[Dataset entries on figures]

>>>>

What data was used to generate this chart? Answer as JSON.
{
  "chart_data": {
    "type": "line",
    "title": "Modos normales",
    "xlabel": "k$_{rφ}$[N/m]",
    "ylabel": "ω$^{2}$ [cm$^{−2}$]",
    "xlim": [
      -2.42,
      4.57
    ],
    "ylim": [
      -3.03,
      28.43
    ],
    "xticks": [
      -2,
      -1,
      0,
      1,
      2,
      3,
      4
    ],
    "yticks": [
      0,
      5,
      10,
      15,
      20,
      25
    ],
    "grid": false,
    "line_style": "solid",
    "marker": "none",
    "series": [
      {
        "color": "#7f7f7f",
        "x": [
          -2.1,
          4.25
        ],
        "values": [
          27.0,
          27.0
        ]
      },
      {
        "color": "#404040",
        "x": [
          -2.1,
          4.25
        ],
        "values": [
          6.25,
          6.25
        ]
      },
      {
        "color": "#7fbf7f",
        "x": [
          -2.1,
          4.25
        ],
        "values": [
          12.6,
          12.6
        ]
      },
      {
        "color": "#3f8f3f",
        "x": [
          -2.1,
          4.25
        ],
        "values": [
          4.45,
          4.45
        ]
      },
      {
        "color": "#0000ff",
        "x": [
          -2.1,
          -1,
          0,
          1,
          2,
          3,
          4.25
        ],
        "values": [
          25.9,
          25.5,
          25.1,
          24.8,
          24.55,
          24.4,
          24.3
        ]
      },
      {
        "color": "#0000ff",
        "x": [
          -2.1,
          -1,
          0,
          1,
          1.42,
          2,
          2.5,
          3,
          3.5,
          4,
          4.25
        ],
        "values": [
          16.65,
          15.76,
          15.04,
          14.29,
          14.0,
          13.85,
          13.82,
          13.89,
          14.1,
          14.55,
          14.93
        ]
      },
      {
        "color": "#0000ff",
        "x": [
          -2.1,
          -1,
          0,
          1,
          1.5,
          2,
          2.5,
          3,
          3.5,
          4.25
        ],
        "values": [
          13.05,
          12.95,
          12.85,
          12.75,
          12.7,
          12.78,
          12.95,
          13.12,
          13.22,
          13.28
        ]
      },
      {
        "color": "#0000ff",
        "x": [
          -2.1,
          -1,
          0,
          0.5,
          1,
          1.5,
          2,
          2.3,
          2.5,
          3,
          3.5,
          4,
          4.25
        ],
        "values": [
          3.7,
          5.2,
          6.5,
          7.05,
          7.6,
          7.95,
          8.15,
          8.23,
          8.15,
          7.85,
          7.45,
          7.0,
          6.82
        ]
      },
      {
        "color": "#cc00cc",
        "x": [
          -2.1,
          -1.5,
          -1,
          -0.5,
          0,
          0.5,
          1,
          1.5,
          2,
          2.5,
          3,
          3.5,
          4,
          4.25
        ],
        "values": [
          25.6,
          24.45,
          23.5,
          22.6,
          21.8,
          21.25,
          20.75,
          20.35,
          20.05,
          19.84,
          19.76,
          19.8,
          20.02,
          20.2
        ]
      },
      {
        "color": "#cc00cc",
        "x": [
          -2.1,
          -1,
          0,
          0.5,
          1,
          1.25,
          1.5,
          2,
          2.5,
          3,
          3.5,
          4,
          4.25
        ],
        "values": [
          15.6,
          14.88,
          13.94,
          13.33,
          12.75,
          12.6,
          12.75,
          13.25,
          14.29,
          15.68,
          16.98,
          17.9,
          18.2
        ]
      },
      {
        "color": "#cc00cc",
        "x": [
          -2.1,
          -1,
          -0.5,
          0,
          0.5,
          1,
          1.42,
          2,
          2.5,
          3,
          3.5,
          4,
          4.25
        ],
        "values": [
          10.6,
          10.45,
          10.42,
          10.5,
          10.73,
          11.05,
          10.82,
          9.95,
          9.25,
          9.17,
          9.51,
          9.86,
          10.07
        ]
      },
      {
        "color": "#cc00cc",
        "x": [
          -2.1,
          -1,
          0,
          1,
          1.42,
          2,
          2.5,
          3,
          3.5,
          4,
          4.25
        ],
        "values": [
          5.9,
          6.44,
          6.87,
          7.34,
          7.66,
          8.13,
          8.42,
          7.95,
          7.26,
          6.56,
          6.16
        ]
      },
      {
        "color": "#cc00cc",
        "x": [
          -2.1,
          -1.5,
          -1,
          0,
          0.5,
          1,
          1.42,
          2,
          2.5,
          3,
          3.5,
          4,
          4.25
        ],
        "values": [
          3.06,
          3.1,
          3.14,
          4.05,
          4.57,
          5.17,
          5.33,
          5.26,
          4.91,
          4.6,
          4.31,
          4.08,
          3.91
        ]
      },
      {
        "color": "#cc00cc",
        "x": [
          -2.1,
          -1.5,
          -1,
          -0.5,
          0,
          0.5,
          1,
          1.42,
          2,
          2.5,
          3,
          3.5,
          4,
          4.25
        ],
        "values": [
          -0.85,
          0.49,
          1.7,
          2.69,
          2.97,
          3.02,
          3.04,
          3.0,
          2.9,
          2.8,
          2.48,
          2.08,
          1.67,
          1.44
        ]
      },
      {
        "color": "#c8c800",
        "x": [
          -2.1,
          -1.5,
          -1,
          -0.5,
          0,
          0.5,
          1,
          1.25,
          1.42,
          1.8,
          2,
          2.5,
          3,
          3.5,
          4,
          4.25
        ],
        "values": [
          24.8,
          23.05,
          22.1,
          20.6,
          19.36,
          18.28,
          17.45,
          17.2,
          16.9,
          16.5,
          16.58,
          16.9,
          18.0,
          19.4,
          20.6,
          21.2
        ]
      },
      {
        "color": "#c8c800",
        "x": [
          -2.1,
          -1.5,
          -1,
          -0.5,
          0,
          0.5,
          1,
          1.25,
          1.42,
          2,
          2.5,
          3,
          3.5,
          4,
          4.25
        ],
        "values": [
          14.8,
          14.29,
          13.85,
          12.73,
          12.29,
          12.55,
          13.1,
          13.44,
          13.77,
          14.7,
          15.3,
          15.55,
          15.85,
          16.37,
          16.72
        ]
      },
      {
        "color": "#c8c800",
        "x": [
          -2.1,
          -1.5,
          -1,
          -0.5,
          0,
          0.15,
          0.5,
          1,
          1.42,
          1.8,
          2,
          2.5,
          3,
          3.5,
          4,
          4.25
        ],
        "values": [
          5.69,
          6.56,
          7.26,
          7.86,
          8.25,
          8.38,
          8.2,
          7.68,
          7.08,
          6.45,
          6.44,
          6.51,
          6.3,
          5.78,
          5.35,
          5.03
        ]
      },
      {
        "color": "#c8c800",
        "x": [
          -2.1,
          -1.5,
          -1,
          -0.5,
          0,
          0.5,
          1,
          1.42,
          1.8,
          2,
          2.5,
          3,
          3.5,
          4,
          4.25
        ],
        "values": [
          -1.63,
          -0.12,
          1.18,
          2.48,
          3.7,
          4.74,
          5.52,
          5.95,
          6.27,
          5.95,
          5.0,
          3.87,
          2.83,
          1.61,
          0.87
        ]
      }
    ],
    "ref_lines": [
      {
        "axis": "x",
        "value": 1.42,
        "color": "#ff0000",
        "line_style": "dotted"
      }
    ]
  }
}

<<<<

Aim of the exercise
Retype the material above, line by line, exactly.

Result of this task
What data was used to generate this chart? Answer as JSON.
{
  "chart_data": {
    "type": "line",
    "title": "Modos normales",
    "xlabel": "k$_{rφ}$[N/m]",
    "ylabel": "ω$^{2}$ [cm$^{−2}$]",
    "xlim": [
      -2.42,
      4.57
    ],
    "ylim": [
      -3.03,
      28.43
    ],
    "xticks": [
      -2,
      -1,
      0,
      1,
      2,
      3,
      4
    ],
    "yticks": [
      0,
      5,
      10,
      15,
      20,
      25
    ],
    "grid": false,
    "line_style": "solid",
    "marker": "none",
    "series": [
      {
        "color": "#7f7f7f",
        "x": [
          -2.1,
          4.25
        ],
        "values": [
          27.0,
          27.0
        ]
      },
      {
        "color": "#404040",
        "x": [
          -2.1,
          4.25
        ],
        "values": [
          6.25,
          6.25
        ]
      },
      {
        "color": "#7fbf7f",
        "x": [
          -2.1,
          4.25
        ],
        "values": [
          12.6,
          12.6
        ]
      },
      {
        "color": "#3f8f3f",
        "x": [
          -2.1,
          4.25
        ],
        "values": [
          4.45,
          4.45
        ]
      },
      {
        "color": "#0000ff",
        "x": [
          -2.1,
          -1,
          0,
          1,
          2,
          3,
          4.25
        ],
        "values": [
          25.9,
          25.5,
          25.1,
          24.8,
          24.55,
          24.4,
          24.3
        ]
      },
      {
        "color": "#0000ff",
        "x": [
          -2.1,
          -1,
          0,
          1,
          1.42,
          2,
          2.5,
          3,
          3.5,
          4,
          4.25
        ],
        "values": [
          16.65,
          15.76,
          15.04,
          14.29,
          14.0,
          13.85,
          13.82,
          13.89,
          14.1,
          14.55,
          14.93
        ]
      },
      {
        "color": "#0000ff",
        "x": [
          -2.1,
          -1,
          0,
          1,
          1.5,
          2,
          2.5,
          3,
          3.5,
          4.25
        ],
        "values": [
          13.05,
          12.95,
          12.85,
          12.75,
          12.7,
          12.78,
          12.95,
          13.12,
          13.22,
          13.28
        ]
      },
      {
        "color": "#0000ff",
        "x": [
          -2.1,
          -1,
          0,
          0.5,
          1,
          1.5,
          2,
          2.3,
          2.5,
          3,
          3.5,
          4,
          4.25
        ],
        "values": [
          3.7,
          5.2,
          6.5,
          7.05,
          7.6,
          7.95,
          8.15,
          8.23,
          8.15,
          7.85,
          7.45,
          7.0,
          6.82
        ]
      },
      {
        "color": "#cc00cc",
        "x": [
          -2.1,
          -1.5,
          -1,
          -0.5,
          0,
          0.5,
          1,
          1.5,
          2,
          2.5,
          3,
          3.5,
          4,
          4.25
        ],
        "values": [
          25.6,
          24.45,
          23.5,
          22.6,
          21.8,
          21.25,
          20.75,
          20.35,
          20.05,
          19.84,
          19.76,
          19.8,
          20.02,
          20.2
        ]
      },
      {
        "color": "#cc00cc",
        "x": [
          -2.1,
          -1,
          0,
          0.5,
          1,
          1.25,
          1.5,
          2,
          2.5,
          3,
          3.5,
          4,
          4.25
        ],
        "values": [
          15.6,
          14.88,
          13.94,
          13.33,
          12.75,
          12.6,
          12.75,
          13.25,
          14.29,
          15.68,
          16.98,
          17.9,
          18.2
        ]
      },
      {
        "color": "#cc00cc",
        "x": [
          -2.1,
          -1,
          -0.5,
          0,
          0.5,
          1,
          1.42,
          2,
          2.5,
          3,
          3.5,
          4,
          4.25
        ],
        "values": [
          10.6,
          10.45,
          10.42,
          10.5,
          10.73,
          11.05,
          10.82,
          9.95,
          9.25,
          9.17,
          9.51,
          9.86,
          10.07
        ]
      },
      {
        "color": "#cc00cc",
        "x": [
          -2.1,
          -1,
          0,
          1,
          1.42,
          2,
          2.5,
          3,
          3.5,
          4,
          4.25
        ],
        "values": [
          5.9,
          6.44,
          6.87,
          7.34,
          7.66,
          8.13,
          8.42,
          7.95,
          7.26,
          6.56,
          6.16
        ]
      },
      {
        "color": "#cc00cc",
        "x": [
          -2.1,
          -1.5,
          -1,
          0,
          0.5,
          1,
          1.42,
          2,
          2.5,
          3,
          3.5,
          4,
          4.25
        ],
        "values": [
          3.06,
          3.1,
          3.14,
          4.05,
          4.57,
          5.17,
          5.33,
          5.26,
          4.91,
          4.6,
          4.31,
          4.08,
          3.91
        ]
      },
      {
        "color": "#cc00cc",
        "x": [
          -2.1,
          -1.5,
          -1,
          -0.5,
          0,
          0.5,
          1,
          1.42,
          2,
          2.5,
          3,
          3.5,
          4,
          4.25
        ],
        "values": [
          -0.85,
          0.49,
          1.7,
          2.69,
          2.97,
          3.02,
          3.04,
          3.0,
          2.9,
          2.8,
          2.48,
          2.08,
          1.67,
          1.44
        ]
      },
      {
        "color": "#c8c800",
        "x": [
          -2.1,
          -1.5,
          -1,
          -0.5,
          0,
          0.5,
          1,
          1.25,
          1.42,
          1.8,
          2,
          2.5,
          3,
          3.5,
          4,
          4.25
        ],
        "values": [
          24.8,
          23.05,
          22.1,
          20.6,
          19.36,
          18.28,
          17.45,
          17.2,
          16.9,
          16.5,
          16.58,
          16.9,
          18.0,
          19.4,
          20.6,
          21.2
        ]
      },
      {
        "color": "#c8c800",
        "x": [
          -2.1,
          -1.5,
          -1,
          -0.5,
          0,
          0.5,
          1,
          1.25,
          1.42,
          2,
          2.5,
          3,
          3.5,
          4,
          4.25
        ],
        "values": [
          14.8,
          14.29,
          13.85,
          12.73,
          12.29,
          12.55,
          13.1,
          13.44,
          13.77,
          14.7,
          15.3,
          15.55,
          15.85,
          16.37,
          16.72
        ]
      },
      {
        "color": "#c8c800",
        "x": [
          -2.1,
          -1.5,
          -1,
          -0.5,
          0,
          0.15,
          0.5,
          1,
          1.42,
          1.8,
          2,
          2.5,
          3,
          3.5,
          4,
          4.25
        ],
        "values": [
          5.69,
          6.56,
          7.26,
          7.86,
          8.25,
          8.38,
          8.2,
          7.68,
          7.08,
          6.45,
          6.44,
          6.51,
          6.3,
          5.78,
          5.35,
          5.03
        ]
      },
      {
        "color": "#c8c800",
        "x": [
          -2.1,
          -1.5,
          -1,
          -0.5,
          0,
          0.5,
          1,
          1.42,
          1.8,
          2,
          2.5,
          3,
          3.5,
          4,
          4.25
        ],
        "values": [
          -1.63,
          -0.12,
          1.18,
          2.48,
          3.7,
          4.74,
          5.52,
          5.95,
          6.27,
          5.95,
          5.0,
          3.87,
          2.83,
          1.61,
          0.87
        ]
      }
    ],
    "ref_lines": [
      {
        "axis": "x",
        "value": 1.42,
        "color": "#ff0000",
        "line_style": "dotted"
      }
    ]
  }
}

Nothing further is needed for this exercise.